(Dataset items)
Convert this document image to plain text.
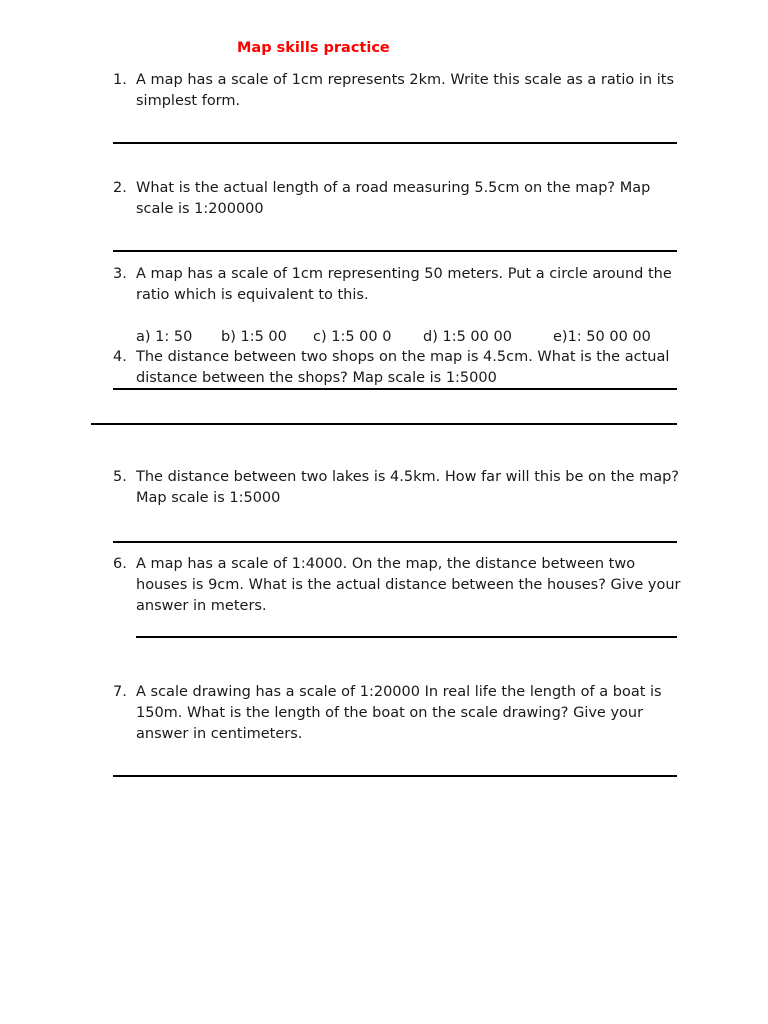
Map skills practice
1. A map has a scale of 1cm represents 2km. Write this scale as a ratio in its simplest form.
2. What is the actual length of a road measuring 5.5cm on the map? Map scale is 1:200000
3. A map has a scale of 1cm representing 50 meters. Put a circle around the ratio which is equivalent to this.
a) 1: 50 b) 1:5 00 c) 1:5 00 0 d) 1:5 00 00	e)1: 50 00 00
4. The distance between two shops on the map is 4.5cm. What is the actual distance between the shops? Map scale is 1:5000
5. The distance between two lakes is 4.5km. How far will this be on the map? Map scale is 1:5000
6. A map has a scale of 1:4000. On the map, the distance between two houses is 9cm. What is the actual distance between the houses? Give your answer in meters.
7. A scale drawing has a scale of 1:20000 In real life the length of a boat is 150m. What is the length of the boat on the scale drawing? Give your answer in centimeters.
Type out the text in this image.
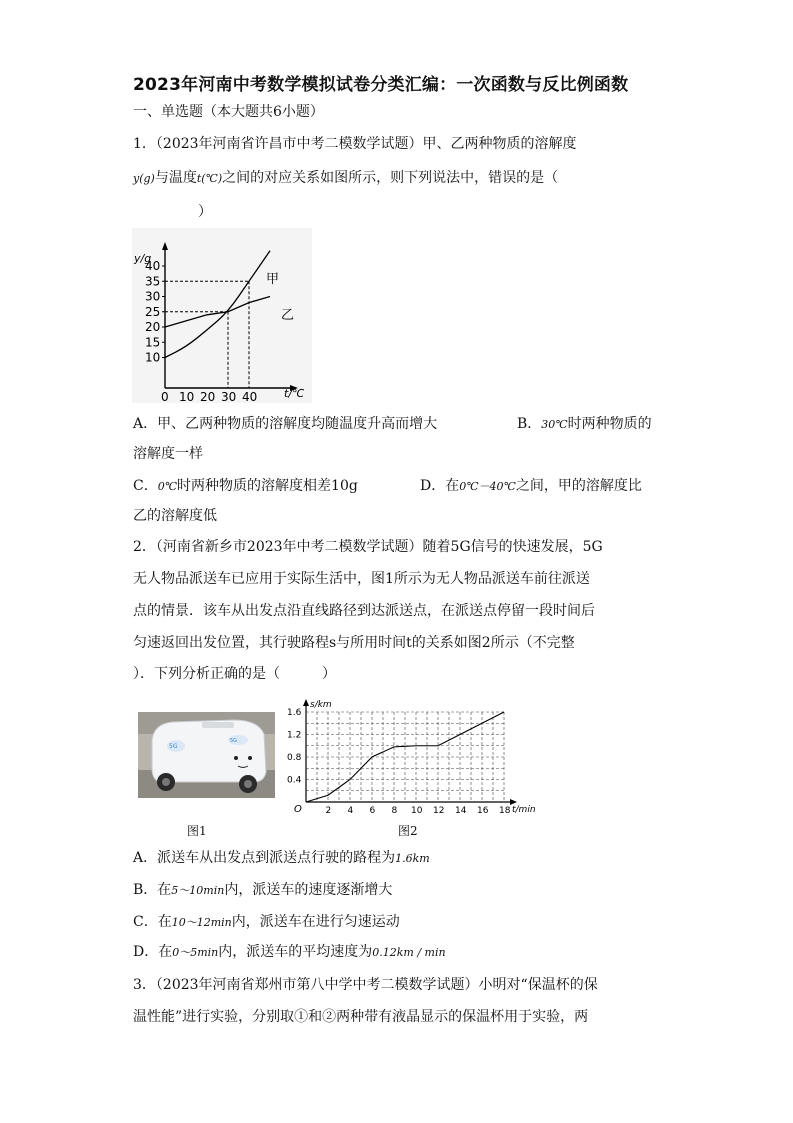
2023年河南中考数学模拟试卷分类汇编：一次函数与反比例函数
一、单选题（本大题共6小题）
1．（2023年河南省许昌市中考二模数学试题）甲、乙两种物质的溶解度
y(g)与温度t(℃)之间的对应关系如图所示，则下列说法中，错误的是（
）
40
35
30
25
20
15
10
0 10 20 30 40
y/g
t/℃
甲
乙
A．甲、乙两种物质的溶解度均随温度升高而增大	B．30℃时两种物质的
溶解度一样
C．0℃时两种物质的溶解度相差10g	D．在0℃－40℃之间，甲的溶解度比
乙的溶解度低
2．（河南省新乡市2023年中考二模数学试题）随着5G信号的快速发展，5G
无人物品派送车已应用于实际生活中，图1所示为无人物品派送车前往派送
点的情景．该车从出发点沿直线路径到达派送点，在派送点停留一段时间后
匀速返回出发位置，其行驶路程s与所用时间t的关系如图2所示（不完整
）．下列分析正确的是（　　　）
5G
5G
图1
s/km
t/min
O
1.6
1.2
0.8
0.4
2 4 6 8 10 12 14 16 18
图2
A．派送车从出发点到派送点行驶的路程为1.6km
B．在5～10min内，派送车的速度逐渐增大
C．在10～12min内，派送车在进行匀速运动
D．在0～5min内，派送车的平均速度为0.12km / min
3．（2023年河南省郑州市第八中学中考二模数学试题）小明对“保温杯的保
温性能”进行实验，分别取①和②两种带有液晶显示的保温杯用于实验，两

> [Exercise] Locate all lines that include the word "answer" and copy them out.

> [Solution to the problem]
6. A map has a scale of 1:4000. On the map, the distance between two houses is 9cm. What is the actual distance between the houses? Give your answer in meters.
7. A scale drawing has a scale of 1:20000 In real life the length of a boat is 150m. What is the length of the boat on the scale drawing? Give your answer in centimeters.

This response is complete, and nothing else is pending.